* Requirements: Copy every record word for word.

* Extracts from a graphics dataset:
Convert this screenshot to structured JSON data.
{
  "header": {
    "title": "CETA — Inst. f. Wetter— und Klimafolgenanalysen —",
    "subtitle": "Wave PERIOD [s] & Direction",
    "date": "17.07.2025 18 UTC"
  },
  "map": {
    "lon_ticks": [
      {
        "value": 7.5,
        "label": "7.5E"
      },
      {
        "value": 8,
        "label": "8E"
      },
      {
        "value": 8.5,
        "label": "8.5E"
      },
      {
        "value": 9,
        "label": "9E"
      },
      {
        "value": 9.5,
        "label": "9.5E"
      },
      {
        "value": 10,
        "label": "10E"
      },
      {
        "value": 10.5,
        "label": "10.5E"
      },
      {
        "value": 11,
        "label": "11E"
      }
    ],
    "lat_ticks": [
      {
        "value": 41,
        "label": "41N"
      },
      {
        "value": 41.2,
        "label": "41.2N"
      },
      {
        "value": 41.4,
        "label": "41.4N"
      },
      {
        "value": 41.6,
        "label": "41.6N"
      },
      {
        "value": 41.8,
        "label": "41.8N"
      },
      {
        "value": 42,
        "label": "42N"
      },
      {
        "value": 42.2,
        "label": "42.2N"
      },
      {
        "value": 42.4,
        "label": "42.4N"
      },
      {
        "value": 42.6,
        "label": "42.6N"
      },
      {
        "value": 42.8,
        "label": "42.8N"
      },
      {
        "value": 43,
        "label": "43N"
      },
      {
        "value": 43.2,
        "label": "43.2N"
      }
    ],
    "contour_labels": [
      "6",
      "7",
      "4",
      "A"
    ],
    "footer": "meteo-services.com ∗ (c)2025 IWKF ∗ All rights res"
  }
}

* Finished answer:
Convert this screenshot to structured JSON data.
{
  "header": {
    "title": "CETA — Inst. f. Wetter— und Klimafolgenanalysen —",
    "subtitle": "Wave PERIOD [s] & Direction",
    "date": "17.07.2025 18 UTC"
  },
  "map": {
    "lon_ticks": [
      {
        "value": 7.5,
        "label": "7.5E"
      },
      {
        "value": 8,
        "label": "8E"
      },
      {
        "value": 8.5,
        "label": "8.5E"
      },
      {
        "value": 9,
        "label": "9E"
      },
      {
        "value": 9.5,
        "label": "9.5E"
      },
      {
        "value": 10,
        "label": "10E"
      },
      {
        "value": 10.5,
        "label": "10.5E"
      },
      {
        "value": 11,
        "label": "11E"
      }
    ],
    "lat_ticks": [
      {
        "value": 41,
        "label": "41N"
      },
      {
        "value": 41.2,
        "label": "41.2N"
      },
      {
        "value": 41.4,
        "label": "41.4N"
      },
      {
        "value": 41.6,
        "label": "41.6N"
      },
      {
        "value": 41.8,
        "label": "41.8N"
      },
      {
        "value": 42,
        "label": "42N"
      },
      {
        "value": 42.2,
        "label": "42.2N"
      },
      {
        "value": 42.4,
        "label": "42.4N"
      },
      {
        "value": 42.6,
        "label": "42.6N"
      },
      {
        "value": 42.8,
        "label": "42.8N"
      },
      {
        "value": 43,
        "label": "43N"
      },
      {
        "value": 43.2,
        "label": "43.2N"
      }
    ],
    "contour_labels": [
      "6",
      "7",
      "4",
      "A"
    ],
    "footer": "meteo-services.com ∗ (c)2025 IWKF ∗ All rights res"
  }
}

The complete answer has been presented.